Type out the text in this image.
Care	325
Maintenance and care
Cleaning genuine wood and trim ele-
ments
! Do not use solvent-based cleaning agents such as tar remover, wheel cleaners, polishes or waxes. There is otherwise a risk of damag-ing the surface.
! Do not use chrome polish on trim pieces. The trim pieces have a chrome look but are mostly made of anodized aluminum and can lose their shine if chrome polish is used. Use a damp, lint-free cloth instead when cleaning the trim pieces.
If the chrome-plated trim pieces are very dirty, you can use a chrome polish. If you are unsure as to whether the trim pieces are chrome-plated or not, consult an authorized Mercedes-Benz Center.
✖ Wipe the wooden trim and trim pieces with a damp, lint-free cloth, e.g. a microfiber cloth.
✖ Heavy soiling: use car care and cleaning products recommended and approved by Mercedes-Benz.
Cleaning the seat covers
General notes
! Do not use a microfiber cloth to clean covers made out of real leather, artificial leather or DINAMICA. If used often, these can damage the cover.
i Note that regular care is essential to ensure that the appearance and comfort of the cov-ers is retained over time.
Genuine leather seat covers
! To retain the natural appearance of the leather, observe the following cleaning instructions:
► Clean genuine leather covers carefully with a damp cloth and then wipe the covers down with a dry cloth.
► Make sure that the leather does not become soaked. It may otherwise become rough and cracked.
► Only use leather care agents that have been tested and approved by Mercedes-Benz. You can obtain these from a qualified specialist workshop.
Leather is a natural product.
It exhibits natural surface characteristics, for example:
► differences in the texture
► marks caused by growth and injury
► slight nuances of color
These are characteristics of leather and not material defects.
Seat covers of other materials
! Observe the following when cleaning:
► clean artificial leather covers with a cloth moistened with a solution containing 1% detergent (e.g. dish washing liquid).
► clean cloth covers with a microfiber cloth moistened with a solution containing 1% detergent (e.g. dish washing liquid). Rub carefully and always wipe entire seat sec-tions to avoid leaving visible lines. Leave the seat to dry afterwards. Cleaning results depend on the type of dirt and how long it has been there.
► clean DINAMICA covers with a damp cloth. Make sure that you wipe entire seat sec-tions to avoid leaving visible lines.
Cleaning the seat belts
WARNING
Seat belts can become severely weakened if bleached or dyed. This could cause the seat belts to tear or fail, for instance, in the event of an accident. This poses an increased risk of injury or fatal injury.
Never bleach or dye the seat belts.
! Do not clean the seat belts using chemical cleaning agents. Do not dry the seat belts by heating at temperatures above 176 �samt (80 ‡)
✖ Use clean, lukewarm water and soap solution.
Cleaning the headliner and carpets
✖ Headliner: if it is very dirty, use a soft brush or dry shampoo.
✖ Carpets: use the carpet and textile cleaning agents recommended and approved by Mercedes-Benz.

What needs to be done -
Scan the records for the string "following". Copy each line in which it appears.

Correct response -
! To retain the natural appearance of the leather, observe the following cleaning instructions:
! Observe the following when cleaning:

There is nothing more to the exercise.